Task to carry out: Print every entry word for word, but omit the pictures.

********

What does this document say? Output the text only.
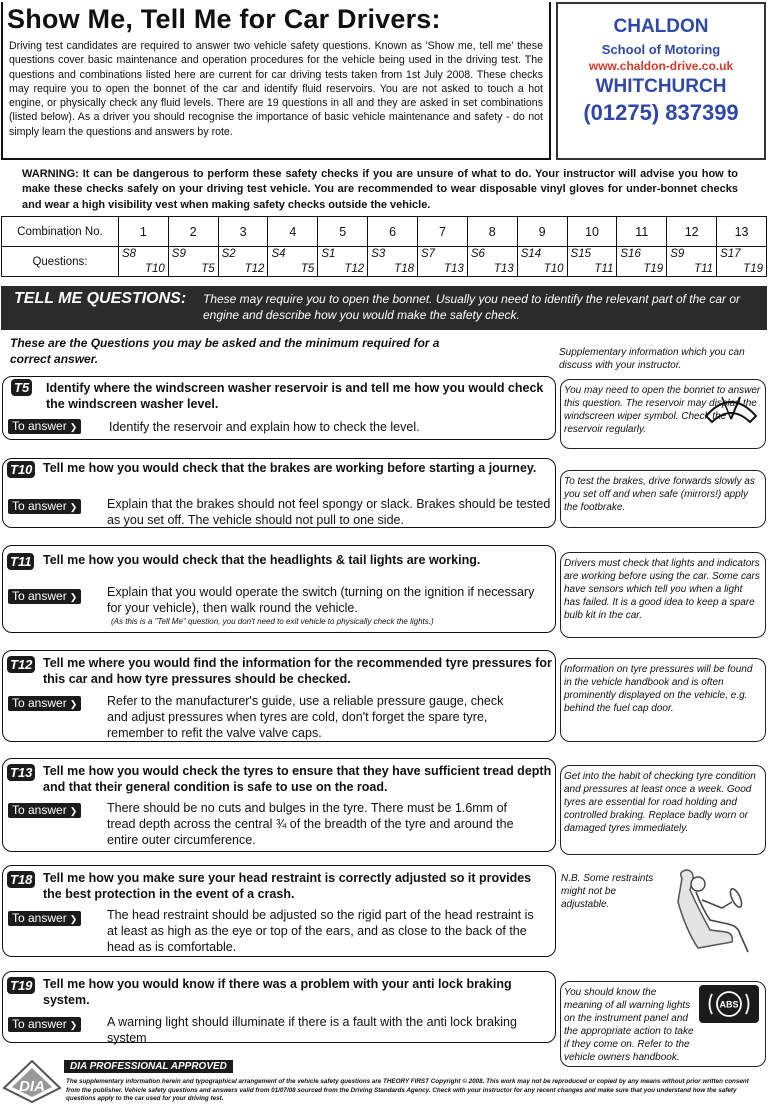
Show Me, Tell Me for Car Drivers:
Driving test candidates are required to answer two vehicle safety questions. Known as 'Show me, tell me' these questions cover basic maintenance and operation procedures for the vehicle being used in the driving test. The questions and combinations listed here are current for car driving tests taken from 1st July 2008. These checks may require you to open the bonnet of the car and identify fluid reservoirs. You are not asked to touch a hot engine, or physically check any fluid levels. There are 19 questions in all and they are asked in set combinations (listed below). As a driver you should recognise the importance of basic vehicle maintenance and safety - do not simply learn the questions and answers by rote.
CHALDON
School of Motoring
www.chaldon-drive.co.uk
WHITCHURCH
(01275) 837399
WARNING: It can be dangerous to perform these safety checks if you are unsure of what to do. Your instructor will advise you how to make these checks safely on your driving test vehicle. You are recommended to wear disposable vinyl gloves for under-bonnet checks and wear a high visibility vest when making safety checks outside the vehicle.
Combination No.	1	2	3	4	5	6	7	8	9	10	11	12	13
Questions:	S8
T10	S9
T5	S2
T12	S4
T5	S1
T12	S3
T18	S7
T13	S6
T13	S14
T10	S15
T11	S16
T19	S9
T11	S17
T19
TELL ME QUESTIONS: These may require you to open the bonnet. Usually you need to identify the relevant part of the car or engine and describe how you would make the safety check.
These are the Questions you may be asked and the minimum required for a correct answer.	Supplementary information which you can discuss with your instructor.
T5 Identify where the windscreen washer reservoir is and tell me how you would check the windscreen washer level.
To answer ❯	Identify the reservoir and explain how to check the level.
You may need to open the bonnet to answer this question. The reservoir may display the windscreen wiper symbol. Check the reservoir regularly.
T10 Tell me how you would check that the brakes are working before starting a journey.
To answer ❯	Explain that the brakes should not feel spongy or slack. Brakes should be tested as you set off. The vehicle should not pull to one side.
To test the brakes, drive forwards slowly as you set off and when safe (mirrors!) apply the footbrake.
T11 Tell me how you would check that the headlights & tail lights are working.
To answer ❯	Explain that you would operate the switch (turning on the ignition if necessary for your vehicle), then walk round the vehicle.
(As this is a "Tell Me" question, you don't need to exit vehicle to physically check the lights.)
Drivers must check that lights and indicators are working before using the car. Some cars have sensors which tell you when a light has failed. It is a good idea to keep a spare bulb kit in the car.
T12 Tell me where you would find the information for the recommended tyre pressures for this car and how tyre pressures should be checked.
To answer ❯	Refer to the manufacturer's guide, use a reliable pressure gauge, check and adjust pressures when tyres are cold, don't forget the spare tyre, remember to refit the valve valve caps.
Information on tyre pressures will be found in the vehicle handbook and is often prominently displayed on the vehicle, e.g. behind the fuel cap door.
T13 Tell me how you would check the tyres to ensure that they have sufficient tread depth and that their general condition is safe to use on the road.
To answer ❯	There should be no cuts and bulges in the tyre. There must be 1.6mm of tread depth across the central ¾ of the breadth of the tyre and around the entire outer circumference.
Get into the habit of checking tyre condition and pressures at least once a week. Good tyres are essential for road holding and controlled braking. Replace badly worn or damaged tyres immediately.
T18 Tell me how you make sure your head restraint is correctly adjusted so it provides the best protection in the event of a crash.
To answer ❯	The head restraint should be adjusted so the rigid part of the head restraint is at least as high as the eye or top of the ears, and as close to the back of the head as is comfortable.
N.B. Some restraints might not be adjustable.
T19 Tell me how you would know if there was a problem with your anti lock braking system.
To answer ❯	A warning light should illuminate if there is a fault with the anti lock braking system
You should know the meaning of all warning lights on the instrument panel and the appropriate action to take if they come on. Refer to the vehicle owners handbook.
ABS
DIA
DIA PROFESSIONAL APPROVED
The supplementary information herein and typographical arrangement of the vehicle safety questions are THEORY FIRST Copyright © 2008. This work may not be reproduced or copied by any means without prior written consent from the publisher. Vehicle safety questions and answers valid from 01/07/08 sourced from the Driving Standards Agency. Check with your instructor for any recent changes and make sure that you understand how the safety questions apply to the car used for your driving test.
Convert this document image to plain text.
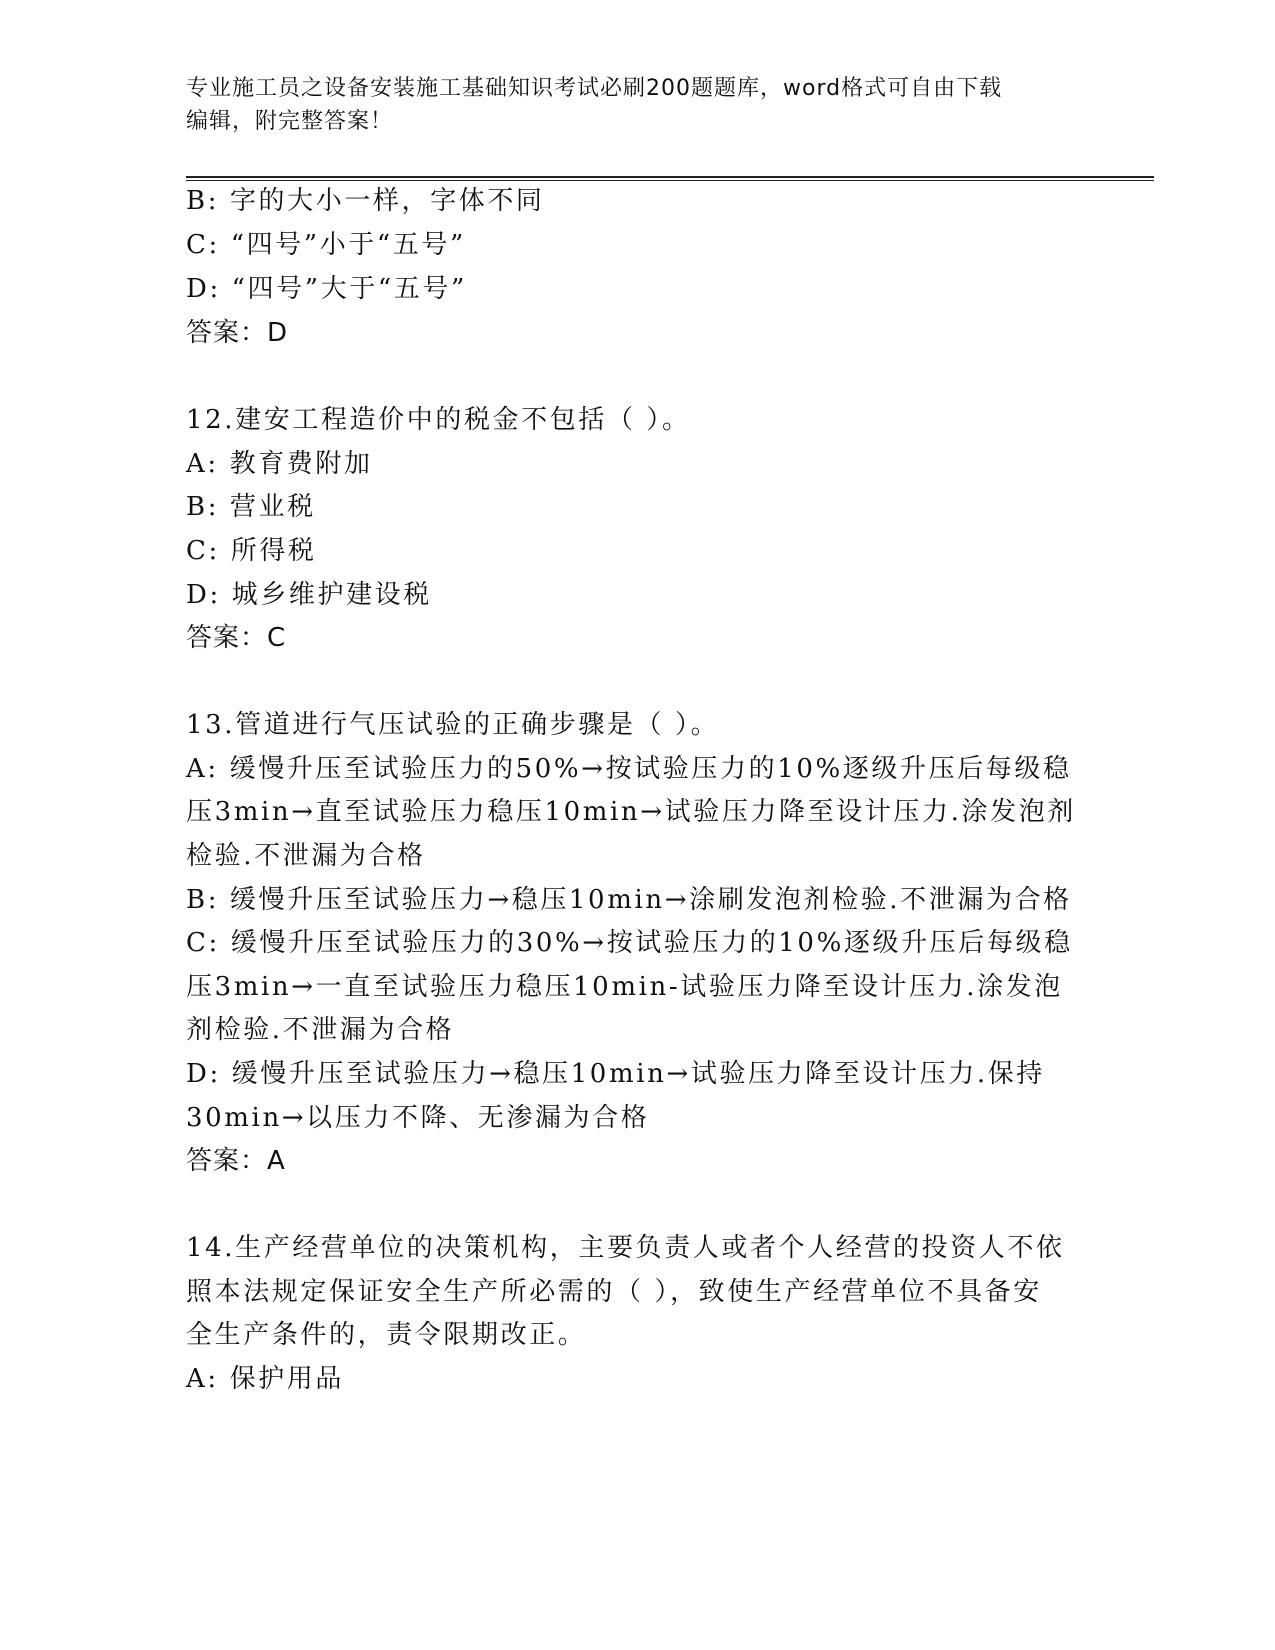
专业施工员之设备安装施工基础知识考试必刷200题题库，word格式可自由下载
编辑，附完整答案！
B: 字的大小一样，字体不同
C: “四号”小于“五号”
D: “四号”大于“五号”
答案：D
12.建安工程造价中的税金不包括（ ）。
A: 教育费附加
B: 营业税
C: 所得税
D: 城乡维护建设税
答案：C
13.管道进行气压试验的正确步骤是（ ）。
A: 缓慢升压至试验压力的50%→按试验压力的10%逐级升压后每级稳
压3min→直至试验压力稳压10min→试验压力降至设计压力.涂发泡剂
检验.不泄漏为合格
B: 缓慢升压至试验压力→稳压10min→涂刷发泡剂检验.不泄漏为合格
C: 缓慢升压至试验压力的30%→按试验压力的10%逐级升压后每级稳
压3min→一直至试验压力稳压10min-试验压力降至设计压力.涂发泡
剂检验.不泄漏为合格
D: 缓慢升压至试验压力→稳压10min→试验压力降至设计压力.保持
30min→以压力不降、无渗漏为合格
答案：A
14.生产经营单位的决策机构，主要负责人或者个人经营的投资人不依
照本法规定保证安全生产所必需的（ ），致使生产经营单位不具备安
全生产条件的，责令限期改正。
A: 保护用品
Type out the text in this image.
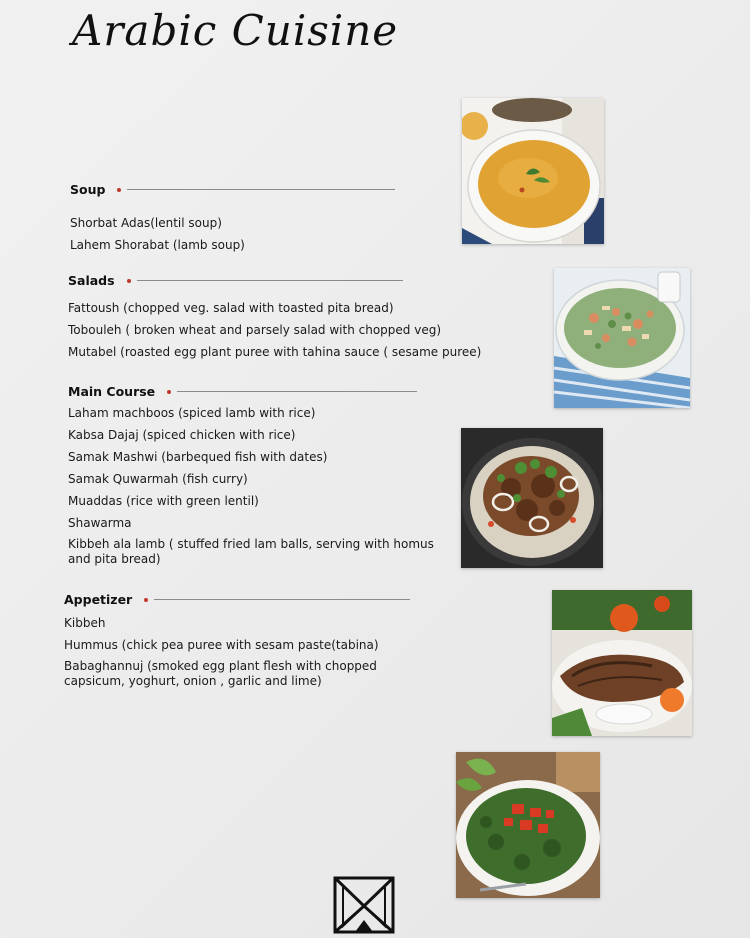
Arabic Cuisine
Soup
Shorbat Adas(lentil soup)
Lahem Shorabat (lamb soup)
Salads
Fattoush (chopped veg. salad with toasted pita bread)
Tobouleh ( broken wheat and parsely salad with chopped veg)
Mutabel (roasted egg plant puree with tahina sauce ( sesame puree)
Main Course
Laham machboos (spiced lamb with rice)
Kabsa Dajaj (spiced chicken with rice)
Samak Mashwi (barbequed fish with dates)
Samak Quwarmah (fish curry)
Muaddas (rice with green lentil)
Shawarma
Kibbeh ala lamb ( stuffed fried lam balls, serving with homus and pita bread)
Appetizer
Kibbeh
Hummus (chick pea puree with sesam paste(tabina)
Babaghannuj (smoked egg plant flesh with chopped capsicum, yoghurt, onion , garlic and lime)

********

Written solution:
What does this document say? Output the text only.
Show Me, Tell Me for Car Drivers:
Driving test candidates are required to answer two vehicle safety questions. Known as 'Show me, tell me' these questions cover basic maintenance and operation procedures for the vehicle being used in the driving test. The questions and combinations listed here are current for car driving tests taken from 1st July 2008. These checks may require you to open the bonnet of the car and identify fluid reservoirs. You are not asked to touch a hot engine, or physically check any fluid levels. There are 19 questions in all and they are asked in set combinations (listed below). As a driver you should recognise the importance of basic vehicle maintenance and safety - do not simply learn the questions and answers by rote.
CHALDON
School of Motoring
www.chaldon-drive.co.uk
WHITCHURCH
(01275) 837399
WARNING: It can be dangerous to perform these safety checks if you are unsure of what to do. Your instructor will advise you how to make these checks safely on your driving test vehicle. You are recommended to wear disposable vinyl gloves for under-bonnet checks and wear a high visibility vest when making safety checks outside the vehicle.
Combination No.	1	2	3	4	5	6	7	8	9	10	11	12	13
Questions:	S8
T10	S9
T5	S2
T12	S4
T5	S1
T12	S3
T18	S7
T13	S6
T13	S14
T10	S15
T11	S16
T19	S9
T11	S17
T19
TELL ME QUESTIONS: These may require you to open the bonnet. Usually you need to identify the relevant part of the car or engine and describe how you would make the safety check.
These are the Questions you may be asked and the minimum required for a correct answer.	Supplementary information which you can discuss with your instructor.
T5 Identify where the windscreen washer reservoir is and tell me how you would check the windscreen washer level.
To answer ❯	Identify the reservoir and explain how to check the level.
You may need to open the bonnet to answer this question. The reservoir may display the windscreen wiper symbol. Check the reservoir regularly.
T10 Tell me how you would check that the brakes are working before starting a journey.
To answer ❯	Explain that the brakes should not feel spongy or slack. Brakes should be tested as you set off. The vehicle should not pull to one side.
To test the brakes, drive forwards slowly as you set off and when safe (mirrors!) apply the footbrake.
T11 Tell me how you would check that the headlights & tail lights are working.
To answer ❯	Explain that you would operate the switch (turning on the ignition if necessary for your vehicle), then walk round the vehicle.
(As this is a "Tell Me" question, you don't need to exit vehicle to physically check the lights.)
Drivers must check that lights and indicators are working before using the car. Some cars have sensors which tell you when a light has failed. It is a good idea to keep a spare bulb kit in the car.
T12 Tell me where you would find the information for the recommended tyre pressures for this car and how tyre pressures should be checked.
To answer ❯	Refer to the manufacturer's guide, use a reliable pressure gauge, check and adjust pressures when tyres are cold, don't forget the spare tyre, remember to refit the valve valve caps.
Information on tyre pressures will be found in the vehicle handbook and is often prominently displayed on the vehicle, e.g. behind the fuel cap door.
T13 Tell me how you would check the tyres to ensure that they have sufficient tread depth and that their general condition is safe to use on the road.
To answer ❯	There should be no cuts and bulges in the tyre. There must be 1.6mm of tread depth across the central ¾ of the breadth of the tyre and around the entire outer circumference.
Get into the habit of checking tyre condition and pressures at least once a week. Good tyres are essential for road holding and controlled braking. Replace badly worn or damaged tyres immediately.
T18 Tell me how you make sure your head restraint is correctly adjusted so it provides the best protection in the event of a crash.
To answer ❯	The head restraint should be adjusted so the rigid part of the head restraint is at least as high as the eye or top of the ears, and as close to the back of the head as is comfortable.
N.B. Some restraints might not be adjustable.
T19 Tell me how you would know if there was a problem with your anti lock braking system.
To answer ❯	A warning light should illuminate if there is a fault with the anti lock braking system
You should know the meaning of all warning lights on the instrument panel and the appropriate action to take if they come on. Refer to the vehicle owners handbook.
ABS
DIA
DIA PROFESSIONAL APPROVED
The supplementary information herein and typographical arrangement of the vehicle safety questions are THEORY FIRST Copyright © 2008. This work may not be reproduced or copied by any means without prior written consent from the publisher. Vehicle safety questions and answers valid from 01/07/08 sourced from the Driving Standards Agency. Check with your instructor for any recent changes and make sure that you understand how the safety questions apply to the car used for your driving test.
Convert this document image to plain text.
专业施工员之设备安装施工基础知识考试必刷200题题库，word格式可自由下载
编辑，附完整答案！
B: 字的大小一样，字体不同
C: “四号”小于“五号”
D: “四号”大于“五号”
答案：D
12.建安工程造价中的税金不包括（ ）。
A: 教育费附加
B: 营业税
C: 所得税
D: 城乡维护建设税
答案：C
13.管道进行气压试验的正确步骤是（ ）。
A: 缓慢升压至试验压力的50%→按试验压力的10%逐级升压后每级稳
压3min→直至试验压力稳压10min→试验压力降至设计压力.涂发泡剂
检验.不泄漏为合格
B: 缓慢升压至试验压力→稳压10min→涂刷发泡剂检验.不泄漏为合格
C: 缓慢升压至试验压力的30%→按试验压力的10%逐级升压后每级稳
压3min→一直至试验压力稳压10min-试验压力降至设计压力.涂发泡
剂检验.不泄漏为合格
D: 缓慢升压至试验压力→稳压10min→试验压力降至设计压力.保持
30min→以压力不降、无渗漏为合格
答案：A
14.生产经营单位的决策机构，主要负责人或者个人经营的投资人不依
照本法规定保证安全生产所必需的（ ），致使生产经营单位不具备安
全生产条件的，责令限期改正。
A: 保护用品
Type out the text in this image.
Arabic Cuisine
Soup
Shorbat Adas(lentil soup)
Lahem Shorabat (lamb soup)
Salads
Fattoush (chopped veg. salad with toasted pita bread)
Tobouleh ( broken wheat and parsely salad with chopped veg)
Mutabel (roasted egg plant puree with tahina sauce ( sesame puree)
Main Course
Laham machboos (spiced lamb with rice)
Kabsa Dajaj (spiced chicken with rice)
Samak Mashwi (barbequed fish with dates)
Samak Quwarmah (fish curry)
Muaddas (rice with green lentil)
Shawarma
Kibbeh ala lamb ( stuffed fried lam balls, serving with homus and pita bread)
Appetizer
Kibbeh
Hummus (chick pea puree with sesam paste(tabina)
Babaghannuj (smoked egg plant flesh with chopped capsicum, yoghurt, onion , garlic and lime)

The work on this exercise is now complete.